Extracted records
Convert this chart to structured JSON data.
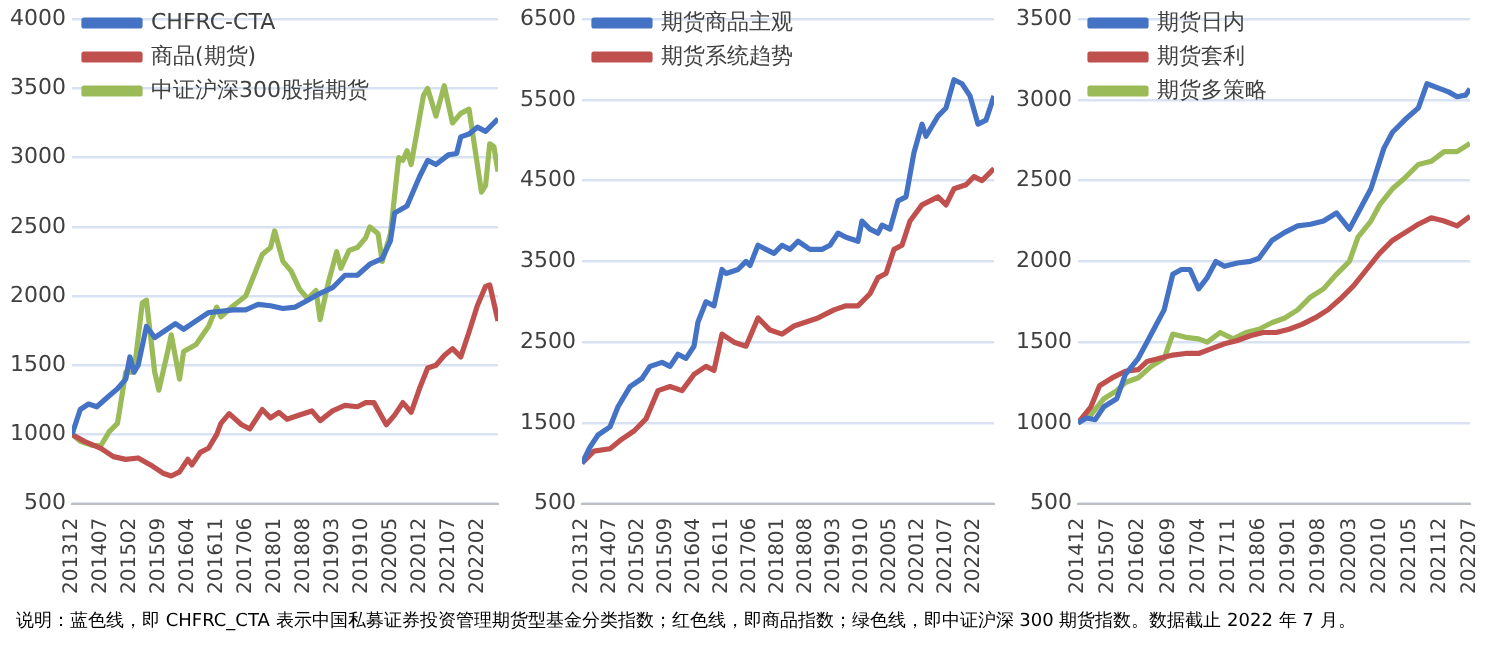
{
  "chart_data": [
    {
      "type": "line",
      "legend": "top left",
      "grid": "y",
      "marker": "none",
      "line_style": "solid",
      "xlim": [
        "2013-12",
        "2022-07"
      ],
      "xticks": [
        {
          "value": "2013-12",
          "label": "201312"
        },
        {
          "value": "2014-07",
          "label": "201407"
        },
        {
          "value": "2015-02",
          "label": "201502"
        },
        {
          "value": "2015-09",
          "label": "201509"
        },
        {
          "value": "2016-04",
          "label": "201604"
        },
        {
          "value": "2016-11",
          "label": "201611"
        },
        {
          "value": "2017-06",
          "label": "201706"
        },
        {
          "value": "2018-01",
          "label": "201801"
        },
        {
          "value": "2018-08",
          "label": "201808"
        },
        {
          "value": "2019-03",
          "label": "201903"
        },
        {
          "value": "2019-10",
          "label": "201910"
        },
        {
          "value": "2020-05",
          "label": "202005"
        },
        {
          "value": "2020-12",
          "label": "202012"
        },
        {
          "value": "2021-07",
          "label": "202107"
        },
        {
          "value": "2022-02",
          "label": "202202"
        }
      ],
      "ylim": [
        500,
        4000
      ],
      "yticks": [
        500,
        1000,
        1500,
        2000,
        2500,
        3000,
        3500,
        4000
      ],
      "annotations": [
        "说明：蓝色线，即 CHFRC_CTA 表示中国私募证券投资管理期货型基金分类指数；红色线，即商品指数；绿色线，即中证沪深 300 期货指数。数据截止 2022 年 7 月。"
      ],
      "series": [
        {
          "name": "CHFRC-CTA",
          "color": "#4472c4",
          "x": [
            "2013-12",
            "2014-02",
            "2014-04",
            "2014-06",
            "2014-09",
            "2014-11",
            "2015-01",
            "2015-02",
            "2015-03",
            "2015-04",
            "2015-06",
            "2015-08",
            "2015-11",
            "2016-01",
            "2016-03",
            "2016-06",
            "2016-09",
            "2016-12",
            "2017-03",
            "2017-06",
            "2017-09",
            "2017-12",
            "2018-03",
            "2018-06",
            "2018-09",
            "2018-12",
            "2019-03",
            "2019-06",
            "2019-09",
            "2019-12",
            "2020-03",
            "2020-05",
            "2020-06",
            "2020-09",
            "2020-12",
            "2021-02",
            "2021-04",
            "2021-07",
            "2021-09",
            "2021-10",
            "2021-12",
            "2022-02",
            "2022-04",
            "2022-07"
          ],
          "values": [
            1000,
            1180,
            1220,
            1200,
            1280,
            1330,
            1400,
            1560,
            1450,
            1500,
            1780,
            1700,
            1760,
            1800,
            1760,
            1820,
            1880,
            1890,
            1900,
            1900,
            1940,
            1930,
            1910,
            1920,
            1970,
            2020,
            2060,
            2150,
            2150,
            2230,
            2270,
            2400,
            2600,
            2650,
            2860,
            2980,
            2950,
            3020,
            3030,
            3150,
            3170,
            3220,
            3190,
            3280
          ]
        },
        {
          "name": "商品(期货)",
          "color": "#c0504d",
          "x": [
            "2013-12",
            "2014-03",
            "2014-07",
            "2014-10",
            "2015-01",
            "2015-04",
            "2015-07",
            "2015-10",
            "2015-12",
            "2016-02",
            "2016-04",
            "2016-05",
            "2016-07",
            "2016-09",
            "2016-11",
            "2016-12",
            "2017-02",
            "2017-05",
            "2017-07",
            "2017-10",
            "2017-12",
            "2018-02",
            "2018-04",
            "2018-07",
            "2018-10",
            "2018-12",
            "2019-03",
            "2019-06",
            "2019-09",
            "2019-11",
            "2020-01",
            "2020-04",
            "2020-06",
            "2020-08",
            "2020-10",
            "2020-12",
            "2021-02",
            "2021-04",
            "2021-06",
            "2021-08",
            "2021-10",
            "2021-12",
            "2022-02",
            "2022-04",
            "2022-05",
            "2022-07"
          ],
          "values": [
            1000,
            950,
            900,
            840,
            820,
            830,
            780,
            720,
            700,
            730,
            820,
            780,
            870,
            900,
            1000,
            1080,
            1150,
            1070,
            1040,
            1180,
            1120,
            1160,
            1110,
            1140,
            1170,
            1100,
            1170,
            1210,
            1200,
            1230,
            1230,
            1070,
            1140,
            1230,
            1160,
            1330,
            1480,
            1500,
            1570,
            1620,
            1560,
            1740,
            1930,
            2070,
            2080,
            1820
          ]
        },
        {
          "name": "中证沪深300股指期货",
          "color": "#9bbb59",
          "x": [
            "2013-12",
            "2014-02",
            "2014-05",
            "2014-07",
            "2014-09",
            "2014-11",
            "2015-01",
            "2015-03",
            "2015-05",
            "2015-06",
            "2015-08",
            "2015-09",
            "2015-11",
            "2015-12",
            "2016-02",
            "2016-03",
            "2016-06",
            "2016-09",
            "2016-11",
            "2016-12",
            "2017-03",
            "2017-06",
            "2017-08",
            "2017-10",
            "2017-12",
            "2018-01",
            "2018-03",
            "2018-05",
            "2018-07",
            "2018-09",
            "2018-11",
            "2018-12",
            "2019-02",
            "2019-04",
            "2019-05",
            "2019-07",
            "2019-09",
            "2019-11",
            "2019-12",
            "2020-02",
            "2020-03",
            "2020-05",
            "2020-07",
            "2020-08",
            "2020-09",
            "2020-10",
            "2021-01",
            "2021-02",
            "2021-04",
            "2021-06",
            "2021-08",
            "2021-10",
            "2021-12",
            "2022-01",
            "2022-03",
            "2022-04",
            "2022-05",
            "2022-06",
            "2022-07"
          ],
          "values": [
            1000,
            950,
            920,
            920,
            1020,
            1080,
            1450,
            1450,
            1950,
            1970,
            1450,
            1320,
            1580,
            1720,
            1400,
            1600,
            1650,
            1780,
            1920,
            1850,
            1930,
            2000,
            2150,
            2300,
            2350,
            2470,
            2250,
            2180,
            2050,
            1980,
            2040,
            1830,
            2100,
            2320,
            2200,
            2330,
            2350,
            2420,
            2500,
            2450,
            2250,
            2450,
            3000,
            2980,
            3050,
            2950,
            3450,
            3500,
            3300,
            3520,
            3250,
            3320,
            3350,
            3150,
            2750,
            2800,
            3100,
            3080,
            2900
          ]
        }
      ]
    },
    {
      "type": "line",
      "legend": "top left",
      "grid": "y",
      "marker": "none",
      "line_style": "solid",
      "xlim": [
        "2013-12",
        "2022-07"
      ],
      "xticks": [
        {
          "value": "2013-12",
          "label": "201312"
        },
        {
          "value": "2014-07",
          "label": "201407"
        },
        {
          "value": "2015-02",
          "label": "201502"
        },
        {
          "value": "2015-09",
          "label": "201509"
        },
        {
          "value": "2016-04",
          "label": "201604"
        },
        {
          "value": "2016-11",
          "label": "201611"
        },
        {
          "value": "2017-06",
          "label": "201706"
        },
        {
          "value": "2018-01",
          "label": "201801"
        },
        {
          "value": "2018-08",
          "label": "201808"
        },
        {
          "value": "2019-03",
          "label": "201903"
        },
        {
          "value": "2019-10",
          "label": "201910"
        },
        {
          "value": "2020-05",
          "label": "202005"
        },
        {
          "value": "2020-12",
          "label": "202012"
        },
        {
          "value": "2021-07",
          "label": "202107"
        },
        {
          "value": "2022-02",
          "label": "202202"
        }
      ],
      "ylim": [
        500,
        6500
      ],
      "yticks": [
        500,
        1500,
        2500,
        3500,
        4500,
        5500,
        6500
      ],
      "series": [
        {
          "name": "期货商品主观",
          "color": "#4472c4",
          "x": [
            "2013-12",
            "2014-02",
            "2014-04",
            "2014-07",
            "2014-09",
            "2014-12",
            "2015-03",
            "2015-05",
            "2015-08",
            "2015-10",
            "2015-12",
            "2016-02",
            "2016-04",
            "2016-05",
            "2016-07",
            "2016-09",
            "2016-11",
            "2016-12",
            "2017-03",
            "2017-05",
            "2017-06",
            "2017-08",
            "2017-10",
            "2017-12",
            "2018-02",
            "2018-04",
            "2018-06",
            "2018-09",
            "2018-12",
            "2019-02",
            "2019-04",
            "2019-06",
            "2019-09",
            "2019-10",
            "2019-12",
            "2020-02",
            "2020-03",
            "2020-05",
            "2020-07",
            "2020-09",
            "2020-11",
            "2021-01",
            "2021-02",
            "2021-05",
            "2021-07",
            "2021-09",
            "2021-11",
            "2022-01",
            "2022-03",
            "2022-05",
            "2022-07"
          ],
          "values": [
            1000,
            1200,
            1350,
            1450,
            1700,
            1950,
            2050,
            2200,
            2250,
            2200,
            2350,
            2300,
            2450,
            2750,
            3000,
            2950,
            3400,
            3350,
            3400,
            3500,
            3450,
            3700,
            3650,
            3600,
            3700,
            3650,
            3750,
            3650,
            3650,
            3700,
            3850,
            3800,
            3750,
            4000,
            3900,
            3850,
            3950,
            3900,
            4250,
            4300,
            4850,
            5200,
            5050,
            5300,
            5400,
            5750,
            5700,
            5550,
            5200,
            5250,
            5550
          ]
        },
        {
          "name": "期货系统趋势",
          "color": "#c0504d",
          "x": [
            "2013-12",
            "2014-03",
            "2014-07",
            "2014-10",
            "2015-01",
            "2015-04",
            "2015-07",
            "2015-10",
            "2016-01",
            "2016-04",
            "2016-07",
            "2016-09",
            "2016-11",
            "2017-02",
            "2017-05",
            "2017-08",
            "2017-11",
            "2018-02",
            "2018-05",
            "2018-08",
            "2018-11",
            "2019-03",
            "2019-06",
            "2019-09",
            "2019-12",
            "2020-02",
            "2020-04",
            "2020-06",
            "2020-08",
            "2020-10",
            "2021-01",
            "2021-03",
            "2021-05",
            "2021-07",
            "2021-09",
            "2021-12",
            "2022-02",
            "2022-04",
            "2022-07"
          ],
          "values": [
            1000,
            1150,
            1180,
            1300,
            1400,
            1550,
            1900,
            1950,
            1900,
            2100,
            2200,
            2150,
            2600,
            2500,
            2450,
            2800,
            2650,
            2600,
            2700,
            2750,
            2800,
            2900,
            2950,
            2950,
            3100,
            3300,
            3350,
            3650,
            3700,
            4000,
            4200,
            4250,
            4300,
            4200,
            4400,
            4450,
            4550,
            4500,
            4650
          ]
        }
      ]
    },
    {
      "type": "line",
      "legend": "top left",
      "grid": "y",
      "marker": "none",
      "line_style": "solid",
      "xlim": [
        "2014-12",
        "2022-07"
      ],
      "xticks": [
        {
          "value": "2014-12",
          "label": "201412"
        },
        {
          "value": "2015-07",
          "label": "201507"
        },
        {
          "value": "2016-02",
          "label": "201602"
        },
        {
          "value": "2016-09",
          "label": "201609"
        },
        {
          "value": "2017-04",
          "label": "201704"
        },
        {
          "value": "2017-11",
          "label": "201711"
        },
        {
          "value": "2018-06",
          "label": "201806"
        },
        {
          "value": "2019-01",
          "label": "201901"
        },
        {
          "value": "2019-08",
          "label": "201908"
        },
        {
          "value": "2020-03",
          "label": "202003"
        },
        {
          "value": "2020-10",
          "label": "202010"
        },
        {
          "value": "2021-05",
          "label": "202105"
        },
        {
          "value": "2021-12",
          "label": "202112"
        },
        {
          "value": "2022-07",
          "label": "202207"
        }
      ],
      "ylim": [
        500,
        3500
      ],
      "yticks": [
        500,
        1000,
        1500,
        2000,
        2500,
        3000,
        3500
      ],
      "series": [
        {
          "name": "期货日内",
          "color": "#4472c4",
          "x": [
            "2014-12",
            "2015-02",
            "2015-04",
            "2015-06",
            "2015-09",
            "2015-11",
            "2016-02",
            "2016-04",
            "2016-06",
            "2016-08",
            "2016-10",
            "2016-12",
            "2017-02",
            "2017-04",
            "2017-06",
            "2017-08",
            "2017-10",
            "2018-01",
            "2018-04",
            "2018-06",
            "2018-09",
            "2018-12",
            "2019-03",
            "2019-06",
            "2019-09",
            "2019-12",
            "2020-03",
            "2020-05",
            "2020-08",
            "2020-11",
            "2021-01",
            "2021-04",
            "2021-07",
            "2021-09",
            "2021-12",
            "2022-02",
            "2022-04",
            "2022-06",
            "2022-07"
          ],
          "values": [
            1000,
            1030,
            1020,
            1100,
            1150,
            1300,
            1400,
            1500,
            1600,
            1700,
            1920,
            1950,
            1950,
            1830,
            1900,
            2000,
            1970,
            1990,
            2000,
            2020,
            2130,
            2180,
            2220,
            2230,
            2250,
            2300,
            2200,
            2300,
            2450,
            2700,
            2800,
            2880,
            2950,
            3100,
            3070,
            3050,
            3020,
            3030,
            3070
          ]
        },
        {
          "name": "期货套利",
          "color": "#c0504d",
          "x": [
            "2014-12",
            "2015-03",
            "2015-05",
            "2015-08",
            "2015-11",
            "2016-02",
            "2016-04",
            "2016-07",
            "2016-10",
            "2017-01",
            "2017-04",
            "2017-07",
            "2017-10",
            "2018-01",
            "2018-04",
            "2018-07",
            "2018-10",
            "2019-01",
            "2019-04",
            "2019-07",
            "2019-10",
            "2020-01",
            "2020-04",
            "2020-07",
            "2020-10",
            "2021-01",
            "2021-04",
            "2021-07",
            "2021-10",
            "2022-01",
            "2022-04",
            "2022-07"
          ],
          "values": [
            1000,
            1100,
            1230,
            1280,
            1320,
            1330,
            1380,
            1400,
            1420,
            1430,
            1430,
            1460,
            1490,
            1510,
            1540,
            1560,
            1560,
            1580,
            1610,
            1650,
            1700,
            1770,
            1850,
            1950,
            2050,
            2130,
            2180,
            2230,
            2270,
            2250,
            2220,
            2280
          ]
        },
        {
          "name": "期货多策略",
          "color": "#9bbb59",
          "x": [
            "2014-12",
            "2015-03",
            "2015-06",
            "2015-09",
            "2015-11",
            "2016-02",
            "2016-05",
            "2016-08",
            "2016-10",
            "2017-01",
            "2017-04",
            "2017-06",
            "2017-09",
            "2017-12",
            "2018-03",
            "2018-06",
            "2018-09",
            "2018-12",
            "2019-03",
            "2019-06",
            "2019-09",
            "2019-12",
            "2020-03",
            "2020-05",
            "2020-08",
            "2020-10",
            "2021-01",
            "2021-04",
            "2021-07",
            "2021-10",
            "2022-01",
            "2022-04",
            "2022-07"
          ],
          "values": [
            1000,
            1050,
            1150,
            1200,
            1250,
            1280,
            1350,
            1400,
            1550,
            1530,
            1520,
            1500,
            1560,
            1520,
            1560,
            1580,
            1620,
            1650,
            1700,
            1780,
            1830,
            1920,
            2000,
            2150,
            2250,
            2350,
            2450,
            2520,
            2600,
            2620,
            2680,
            2680,
            2730
          ]
        }
      ]
    }
  ]
}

**THE REQUEST**
Go through the material and select each line with the string "name" in it.

**ANSWER TO THIS TASK**
          "name": "CHFRC-CTA",
          "name": "商品(期货)",
          "name": "中证沪深300股指期货",
          "name": "期货商品主观",
          "name": "期货系统趋势",
          "name": "期货日内",
          "name": "期货套利",
          "name": "期货多策略",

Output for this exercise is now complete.